┏━━

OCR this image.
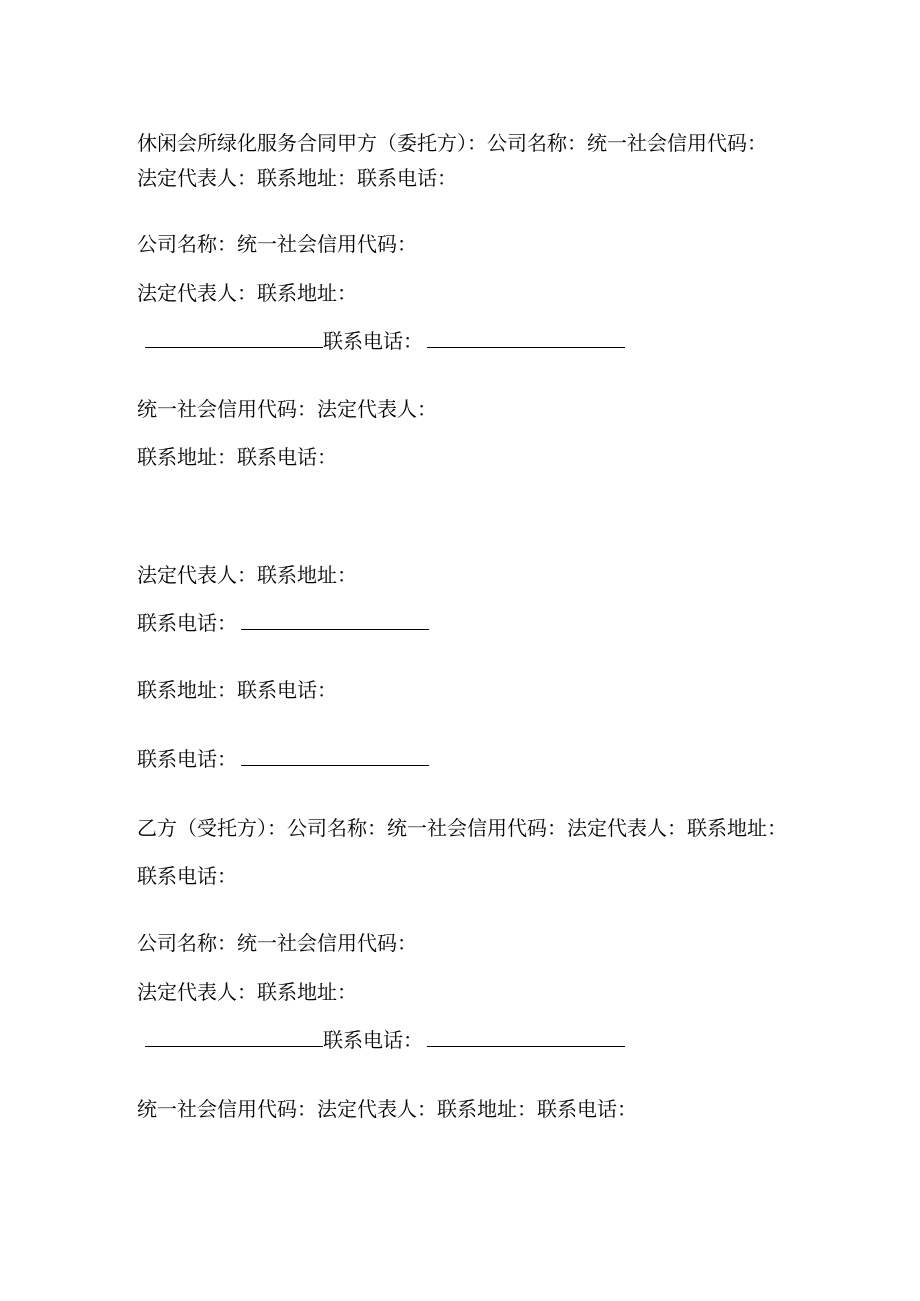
休闲会所绿化服务合同甲方（委托方）：公司名称：统一社会信用代码：
法定代表人：联系地址：联系电话：
公司名称：统一社会信用代码：
法定代表人：联系地址：
联系电话：
统一社会信用代码：法定代表人：
联系地址：联系电话：
法定代表人：联系地址：
联系电话：
联系地址：联系电话：
联系电话：
乙方（受托方）：公司名称：统一社会信用代码：法定代表人：联系地址：
联系电话：
公司名称：统一社会信用代码：
法定代表人：联系地址：
联系电话：
统一社会信用代码：法定代表人：联系地址：联系电话：
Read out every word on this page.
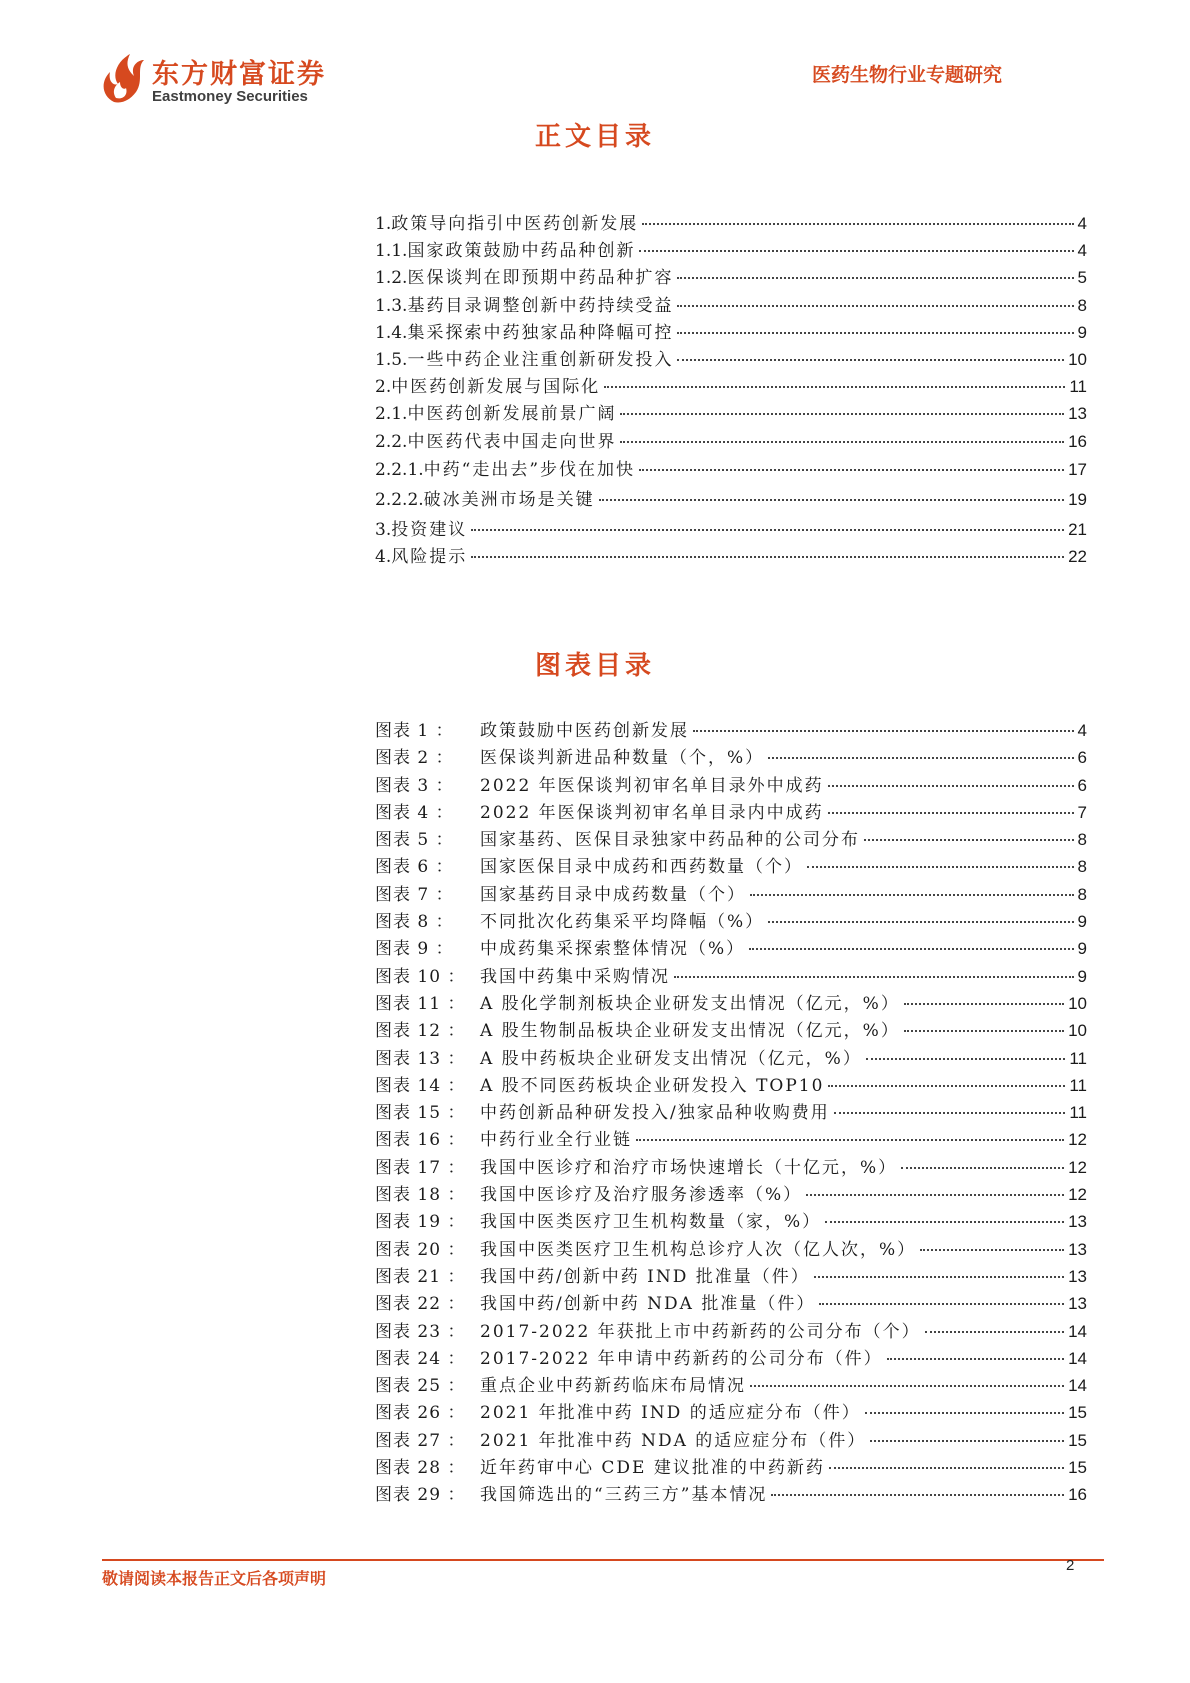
东方财富证券
Eastmoney Securities
医药生物行业专题研究
正文目录
1. 政策导向指引中医药创新发展	4
1.1. 国家政策鼓励中药品种创新	4
1.2. 医保谈判在即预期中药品种扩容	5
1.3. 基药目录调整创新中药持续受益	8
1.4. 集采探索中药独家品种降幅可控	9
1.5. 一些中药企业注重创新研发投入	10
2. 中医药创新发展与国际化	11
2.1. 中医药创新发展前景广阔	13
2.2. 中医药代表中国走向世界	16
2.2.1. 中药“走出去”步伐在加快	17
2.2.2. 破冰美洲市场是关键	19
3. 投资建议	21
4. 风险提示	22
图表目录
图表 1 ：	政策鼓励中医药创新发展	4
图表 2 ：	医保谈判新进品种数量（个，%）	6
图表 3 ：	2022 年医保谈判初审名单目录外中成药	6
图表 4 ：	2022 年医保谈判初审名单目录内中成药	7
图表 5 ：	国家基药、医保目录独家中药品种的公司分布	8
图表 6 ：	国家医保目录中成药和西药数量（个）	8
图表 7 ：	国家基药目录中成药数量（个）	8
图表 8 ：	不同批次化药集采平均降幅（%）	9
图表 9 ：	中成药集采探索整体情况（%）	9
图表 10 ： 我国中药集中采购情况	9
图表 11 ： A 股化学制剂板块企业研发支出情况（亿元，%）	10
图表 12 ： A 股生物制品板块企业研发支出情况（亿元，%）	10
图表 13 ： A 股中药板块企业研发支出情况（亿元，%）	11
图表 14 ： A 股不同医药板块企业研发投入 TOP10	11
图表 15 ： 中药创新品种研发投入/独家品种收购费用	11
图表 16 ： 中药行业全行业链	12
图表 17 ： 我国中医诊疗和治疗市场快速增长（十亿元，%）	12
图表 18 ： 我国中医诊疗及治疗服务渗透率（%）	12
图表 19 ： 我国中医类医疗卫生机构数量（家，%）	13
图表 20 ： 我国中医类医疗卫生机构总诊疗人次（亿人次，%）	13
图表 21 ： 我国中药/创新中药 IND 批准量（件）	13
图表 22 ： 我国中药/创新中药 NDA 批准量（件）	13
图表 23 ： 2017-2022 年获批上市中药新药的公司分布（个）	14
图表 24 ： 2017-2022 年申请中药新药的公司分布（件）	14
图表 25 ： 重点企业中药新药临床布局情况	14
图表 26 ： 2021 年批准中药 IND 的适应症分布（件）	15
图表 27 ： 2021 年批准中药 NDA 的适应症分布（件）	15
图表 28 ： 近年药审中心 CDE 建议批准的中药新药	15
图表 29 ： 我国筛选出的“三药三方”基本情况	16
敬请阅读本报告正文后各项声明
2
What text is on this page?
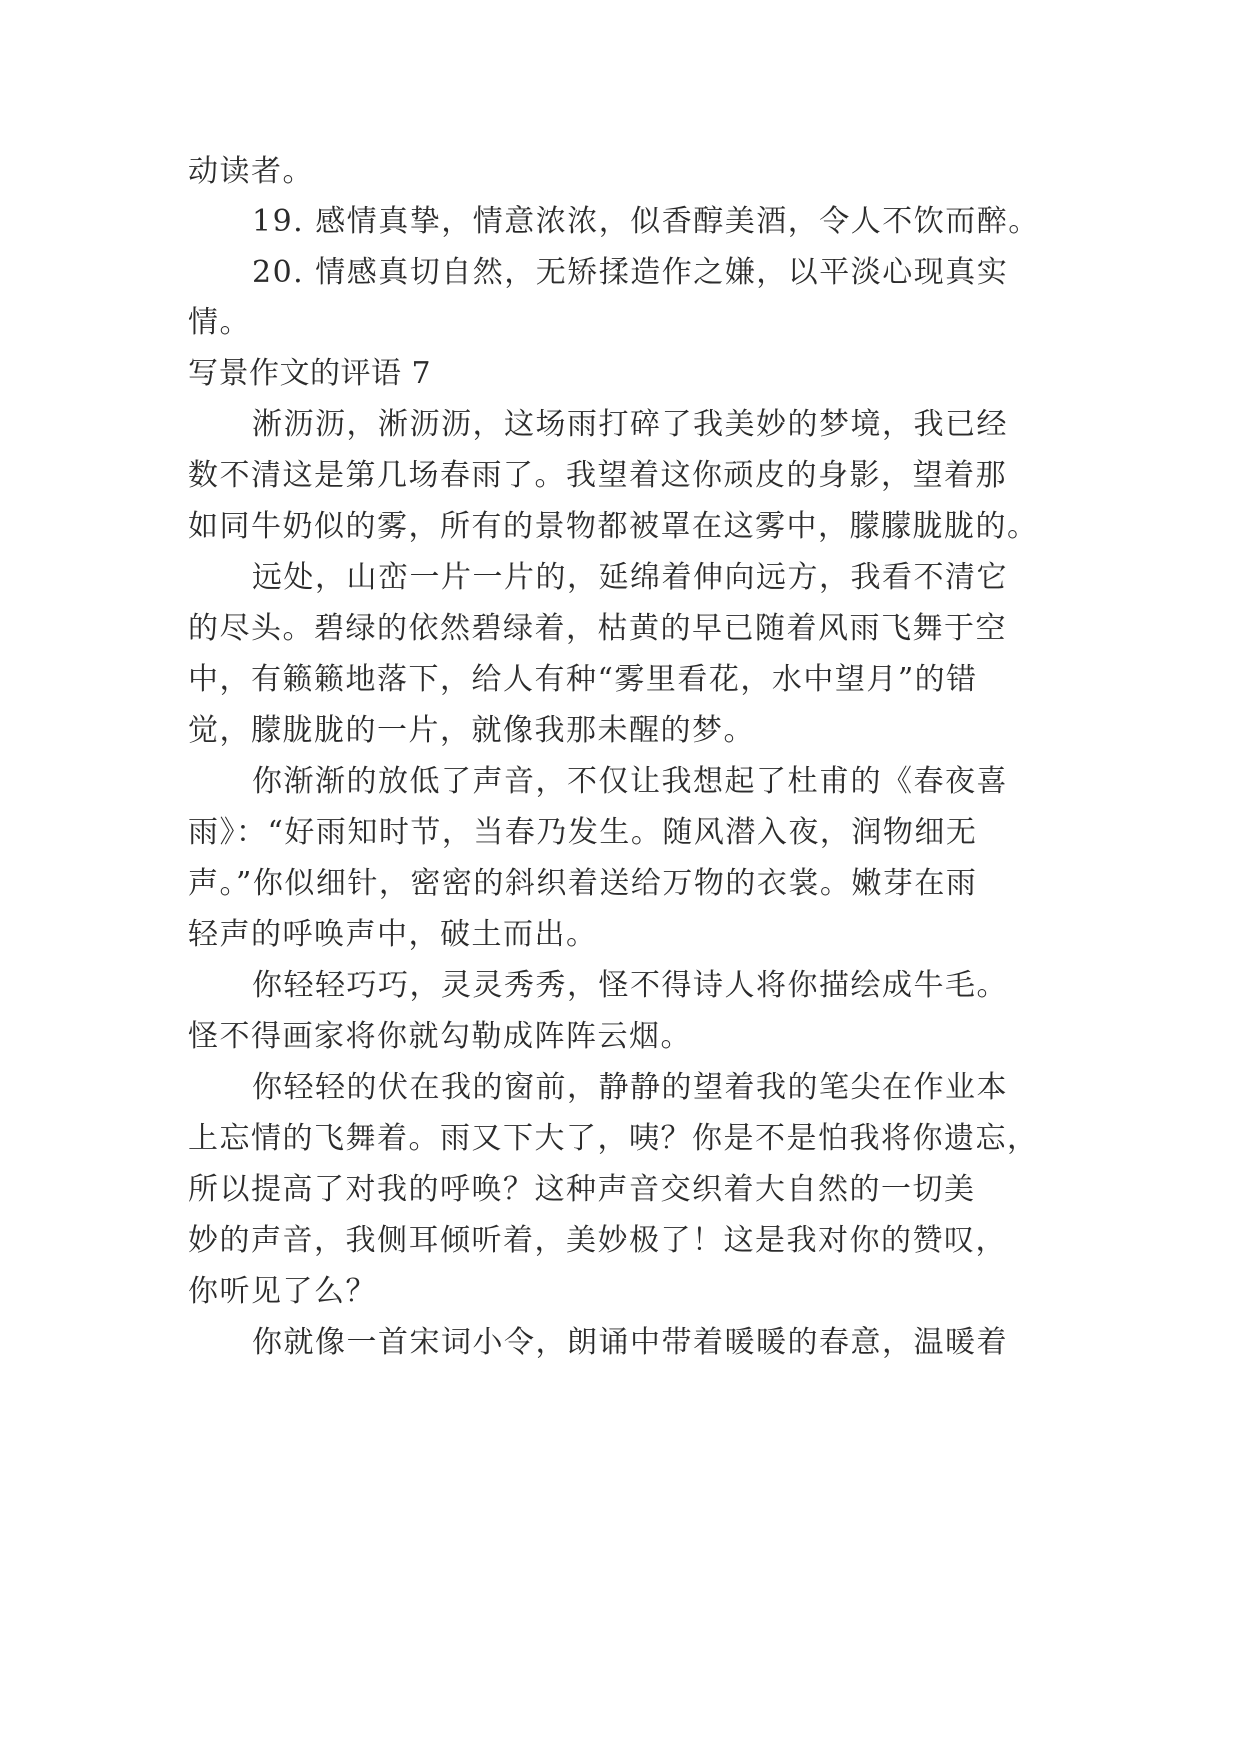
动读者。
19. 感情真挚，情意浓浓，似香醇美酒，令人不饮而醉。
20. 情感真切自然，无矫揉造作之嫌，以平淡心现真实
情。
写景作文的评语 7
淅沥沥，淅沥沥，这场雨打碎了我美妙的梦境，我已经
数不清这是第几场春雨了。我望着这你顽皮的身影，望着那
如同牛奶似的雾，所有的景物都被罩在这雾中，朦朦胧胧的。
远处，山峦一片一片的，延绵着伸向远方，我看不清它
的尽头。碧绿的依然碧绿着，枯黄的早已随着风雨飞舞于空
中，有籁籁地落下，给人有种“雾里看花，水中望月”的错
觉，朦胧胧的一片，就像我那未醒的梦。
你渐渐的放低了声音，不仅让我想起了杜甫的《春夜喜
雨》：“好雨知时节，当春乃发生。随风潜入夜，润物细无
声。”你似细针，密密的斜织着送给万物的衣裳。嫩芽在雨
轻声的呼唤声中，破土而出。
你轻轻巧巧，灵灵秀秀，怪不得诗人将你描绘成牛毛。
怪不得画家将你就勾勒成阵阵云烟。
你轻轻的伏在我的窗前，静静的望着我的笔尖在作业本
上忘情的飞舞着。雨又下大了，咦？你是不是怕我将你遗忘，
所以提高了对我的呼唤？这种声音交织着大自然的一切美
妙的声音，我侧耳倾听着，美妙极了！这是我对你的赞叹，
你听见了么？
你就像一首宋词小令，朗诵中带着暖暖的春意，温暖着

┗━━

Directions:
Copy every entry exactly as written. Pictures are excluded.

The completed task:
OCR this image.
休闲会所绿化服务合同甲方（委托方）：公司名称：统一社会信用代码：
法定代表人：联系地址：联系电话：
公司名称：统一社会信用代码：
法定代表人：联系地址：
联系电话：
统一社会信用代码：法定代表人：
联系地址：联系电话：
法定代表人：联系地址：
联系电话：
联系地址：联系电话：
联系电话：
乙方（受托方）：公司名称：统一社会信用代码：法定代表人：联系地址：
联系电话：
公司名称：统一社会信用代码：
法定代表人：联系地址：
联系电话：
统一社会信用代码：法定代表人：联系地址：联系电话：
Read out every word on this page.
东方财富证券
Eastmoney Securities
医药生物行业专题研究
正文目录
1. 政策导向指引中医药创新发展	4
1.1. 国家政策鼓励中药品种创新	4
1.2. 医保谈判在即预期中药品种扩容	5
1.3. 基药目录调整创新中药持续受益	8
1.4. 集采探索中药独家品种降幅可控	9
1.5. 一些中药企业注重创新研发投入	10
2. 中医药创新发展与国际化	11
2.1. 中医药创新发展前景广阔	13
2.2. 中医药代表中国走向世界	16
2.2.1. 中药“走出去”步伐在加快	17
2.2.2. 破冰美洲市场是关键	19
3. 投资建议	21
4. 风险提示	22
图表目录
图表 1 ：	政策鼓励中医药创新发展	4
图表 2 ：	医保谈判新进品种数量（个，%）	6
图表 3 ：	2022 年医保谈判初审名单目录外中成药	6
图表 4 ：	2022 年医保谈判初审名单目录内中成药	7
图表 5 ：	国家基药、医保目录独家中药品种的公司分布	8
图表 6 ：	国家医保目录中成药和西药数量（个）	8
图表 7 ：	国家基药目录中成药数量（个）	8
图表 8 ：	不同批次化药集采平均降幅（%）	9
图表 9 ：	中成药集采探索整体情况（%）	9
图表 10 ： 我国中药集中采购情况	9
图表 11 ： A 股化学制剂板块企业研发支出情况（亿元，%）	10
图表 12 ： A 股生物制品板块企业研发支出情况（亿元，%）	10
图表 13 ： A 股中药板块企业研发支出情况（亿元，%）	11
图表 14 ： A 股不同医药板块企业研发投入 TOP10	11
图表 15 ： 中药创新品种研发投入/独家品种收购费用	11
图表 16 ： 中药行业全行业链	12
图表 17 ： 我国中医诊疗和治疗市场快速增长（十亿元，%）	12
图表 18 ： 我国中医诊疗及治疗服务渗透率（%）	12
图表 19 ： 我国中医类医疗卫生机构数量（家，%）	13
图表 20 ： 我国中医类医疗卫生机构总诊疗人次（亿人次，%）	13
图表 21 ： 我国中药/创新中药 IND 批准量（件）	13
图表 22 ： 我国中药/创新中药 NDA 批准量（件）	13
图表 23 ： 2017-2022 年获批上市中药新药的公司分布（个）	14
图表 24 ： 2017-2022 年申请中药新药的公司分布（件）	14
图表 25 ： 重点企业中药新药临床布局情况	14
图表 26 ： 2021 年批准中药 IND 的适应症分布（件）	15
图表 27 ： 2021 年批准中药 NDA 的适应症分布（件）	15
图表 28 ： 近年药审中心 CDE 建议批准的中药新药	15
图表 29 ： 我国筛选出的“三药三方”基本情况	16
敬请阅读本报告正文后各项声明
2
What text is on this page?
动读者。
19. 感情真挚，情意浓浓，似香醇美酒，令人不饮而醉。
20. 情感真切自然，无矫揉造作之嫌，以平淡心现真实
情。
写景作文的评语 7
淅沥沥，淅沥沥，这场雨打碎了我美妙的梦境，我已经
数不清这是第几场春雨了。我望着这你顽皮的身影，望着那
如同牛奶似的雾，所有的景物都被罩在这雾中，朦朦胧胧的。
远处，山峦一片一片的，延绵着伸向远方，我看不清它
的尽头。碧绿的依然碧绿着，枯黄的早已随着风雨飞舞于空
中，有籁籁地落下，给人有种“雾里看花，水中望月”的错
觉，朦胧胧的一片，就像我那未醒的梦。
你渐渐的放低了声音，不仅让我想起了杜甫的《春夜喜
雨》：“好雨知时节，当春乃发生。随风潜入夜，润物细无
声。”你似细针，密密的斜织着送给万物的衣裳。嫩芽在雨
轻声的呼唤声中，破土而出。
你轻轻巧巧，灵灵秀秀，怪不得诗人将你描绘成牛毛。
怪不得画家将你就勾勒成阵阵云烟。
你轻轻的伏在我的窗前，静静的望着我的笔尖在作业本
上忘情的飞舞着。雨又下大了，咦？你是不是怕我将你遗忘，
所以提高了对我的呼唤？这种声音交织着大自然的一切美
妙的声音，我侧耳倾听着，美妙极了！这是我对你的赞叹，
你听见了么？
你就像一首宋词小令，朗诵中带着暖暖的春意，温暖着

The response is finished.